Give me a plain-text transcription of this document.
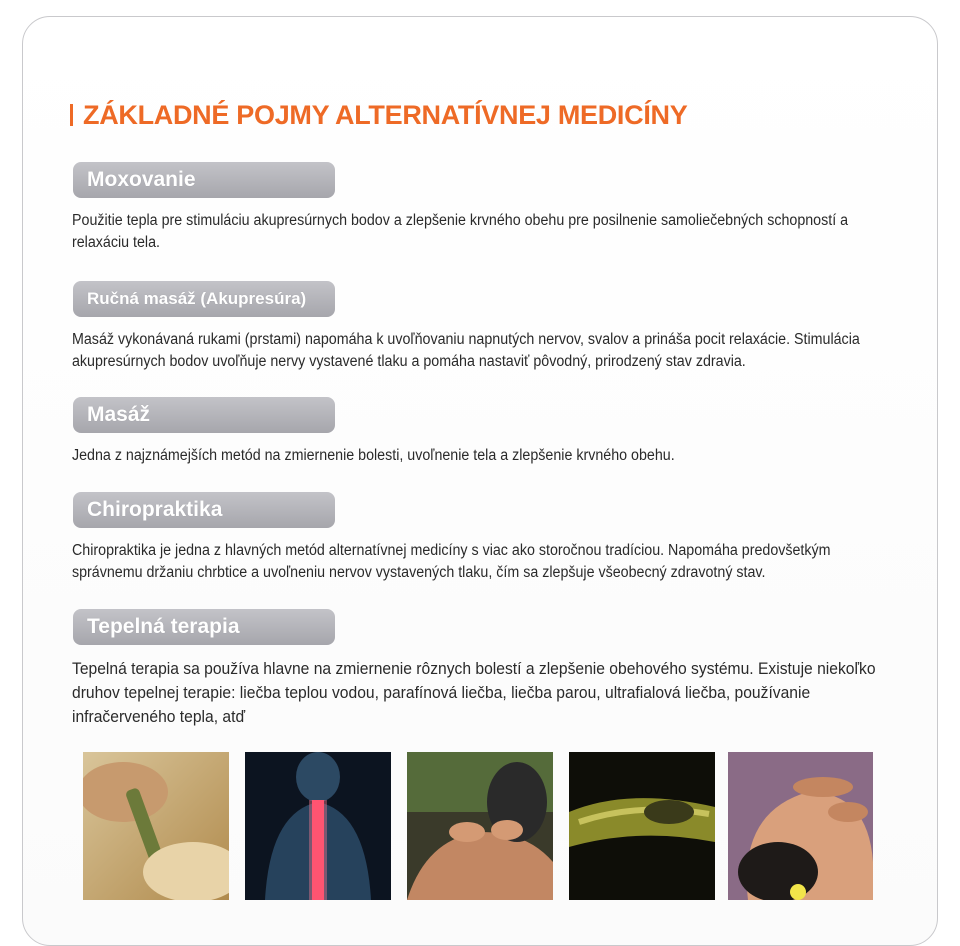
ZÁKLADNÉ POJMY ALTERNATÍVNEJ MEDICÍNY
Moxovanie

Použitie tepla pre stimuláciu akupresúrnych bodov a zlepšenie krvného obehu pre posilnenie samoliečebných schopností a relaxáciu tela.

Ručná masáž (Akupresúra)

Masáž vykonávaná rukami (prstami) napomáha k uvoľňovaniu napnutých nervov, svalov a prináša pocit relaxácie. Stimulácia akupresúrnych bodov uvoľňuje nervy vystavené tlaku a pomáha nastaviť pôvodný, prirodzený stav zdravia.

Masáž

Jedna z najznámejších metód na zmiernenie bolesti, uvoľnenie tela a zlepšenie krvného obehu.

Chiropraktika

Chiropraktika je jedna z hlavných metód alternatívnej medicíny s viac ako storočnou tradíciou. Napomáha predovšetkým správnemu držaniu chrbtice a uvoľneniu nervov vystavených tlaku, čím sa zlepšuje všeobecný zdravotný stav.

Tepelná terapia

Tepelná terapia sa používa hlavne na zmiernenie rôznych bolestí a zlepšenie obehového systému. Existuje niekoľko druhov tepelnej terapie: liečba teplou vodou, parafínová liečba, liečba parou, ultrafialová liečba, používanie infračerveného tepla, atď
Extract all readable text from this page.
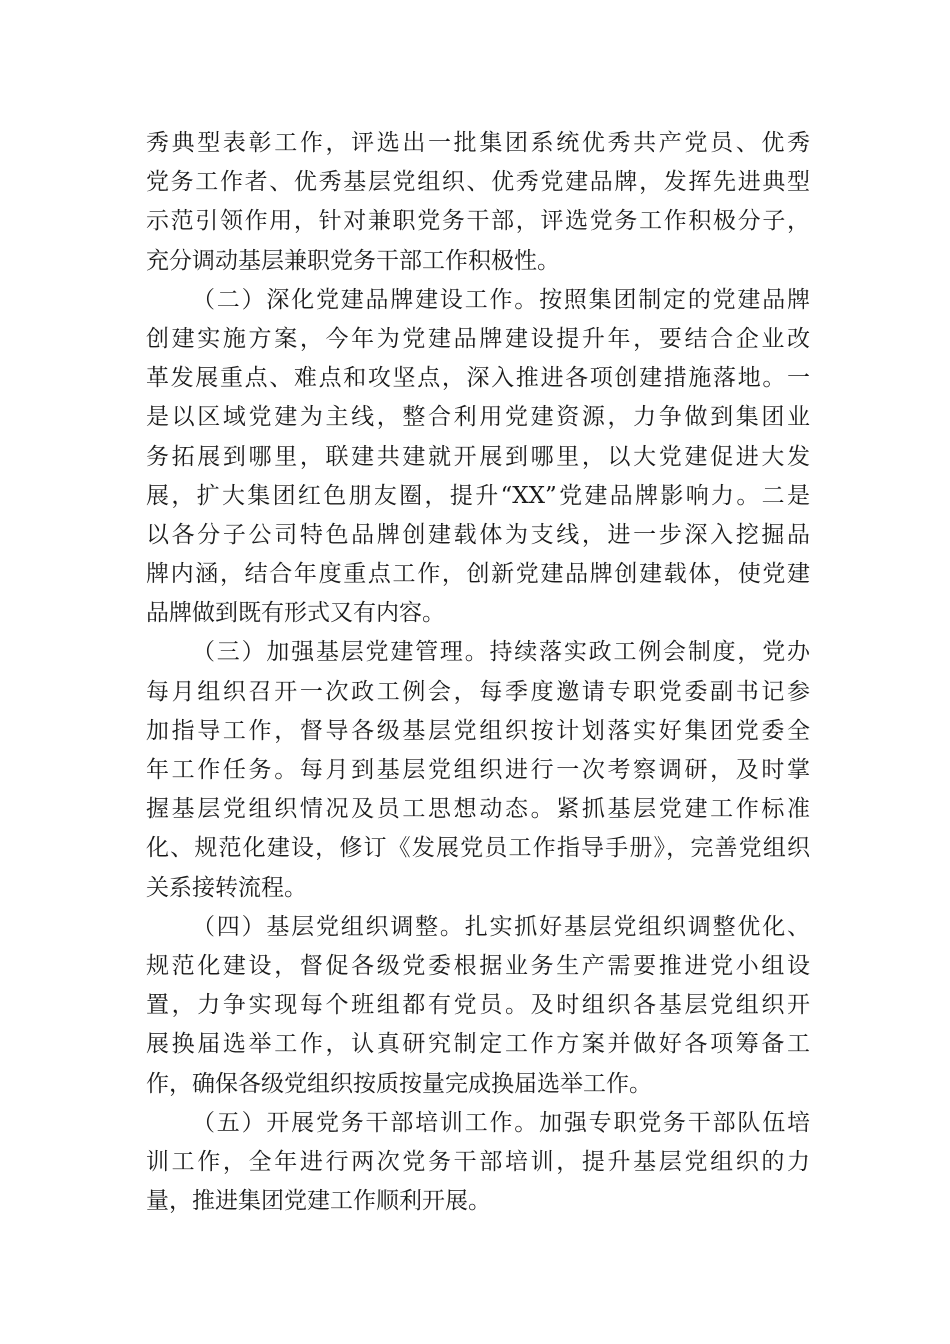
秀典型表彰工作，评选出一批集团系统优秀共产党员、优秀
党务工作者、优秀基层党组织、优秀党建品牌，发挥先进典型
示范引领作用，针对兼职党务干部，评选党务工作积极分子，
充分调动基层兼职党务干部工作积极性。
（二）深化党建品牌建设工作。按照集团制定的党建品牌
创建实施方案，今年为党建品牌建设提升年，要结合企业改
革发展重点、难点和攻坚点，深入推进各项创建措施落地。一
是以区域党建为主线，整合利用党建资源，力争做到集团业
务拓展到哪里，联建共建就开展到哪里，以大党建促进大发
展，扩大集团红色朋友圈，提升“XX”党建品牌影响力。二是
以各分子公司特色品牌创建载体为支线，进一步深入挖掘品
牌内涵，结合年度重点工作，创新党建品牌创建载体，使党建
品牌做到既有形式又有内容。
（三）加强基层党建管理。持续落实政工例会制度，党办
每月组织召开一次政工例会，每季度邀请专职党委副书记参
加指导工作，督导各级基层党组织按计划落实好集团党委全
年工作任务。每月到基层党组织进行一次考察调研，及时掌
握基层党组织情况及员工思想动态。紧抓基层党建工作标准
化、规范化建设，修订《发展党员工作指导手册》，完善党组织
关系接转流程。
（四）基层党组织调整。扎实抓好基层党组织调整优化、
规范化建设，督促各级党委根据业务生产需要推进党小组设
置，力争实现每个班组都有党员。及时组织各基层党组织开
展换届选举工作，认真研究制定工作方案并做好各项筹备工
作，确保各级党组织按质按量完成换届选举工作。
（五）开展党务干部培训工作。加强专职党务干部队伍培
训工作，全年进行两次党务干部培训，提升基层党组织的力
量，推进集团党建工作顺利开展。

————————

● Direction:
Restate word for word the lines above that start at the line containing "Extract all readable text from this page." and run to the end of the listing; exclude the pictures.

● Written response:
Extract all readable text from this page.
秀典型表彰工作，评选出一批集团系统优秀共产党员、优秀
党务工作者、优秀基层党组织、优秀党建品牌，发挥先进典型
示范引领作用，针对兼职党务干部，评选党务工作积极分子，
充分调动基层兼职党务干部工作积极性。
（二）深化党建品牌建设工作。按照集团制定的党建品牌
创建实施方案，今年为党建品牌建设提升年，要结合企业改
革发展重点、难点和攻坚点，深入推进各项创建措施落地。一
是以区域党建为主线，整合利用党建资源，力争做到集团业
务拓展到哪里，联建共建就开展到哪里，以大党建促进大发
展，扩大集团红色朋友圈，提升“XX”党建品牌影响力。二是
以各分子公司特色品牌创建载体为支线，进一步深入挖掘品
牌内涵，结合年度重点工作，创新党建品牌创建载体，使党建
品牌做到既有形式又有内容。
（三）加强基层党建管理。持续落实政工例会制度，党办
每月组织召开一次政工例会，每季度邀请专职党委副书记参
加指导工作，督导各级基层党组织按计划落实好集团党委全
年工作任务。每月到基层党组织进行一次考察调研，及时掌
握基层党组织情况及员工思想动态。紧抓基层党建工作标准
化、规范化建设，修订《发展党员工作指导手册》，完善党组织
关系接转流程。
（四）基层党组织调整。扎实抓好基层党组织调整优化、
规范化建设，督促各级党委根据业务生产需要推进党小组设
置，力争实现每个班组都有党员。及时组织各基层党组织开
展换届选举工作，认真研究制定工作方案并做好各项筹备工
作，确保各级党组织按质按量完成换届选举工作。
（五）开展党务干部培训工作。加强专职党务干部队伍培
训工作，全年进行两次党务干部培训，提升基层党组织的力
量，推进集团党建工作顺利开展。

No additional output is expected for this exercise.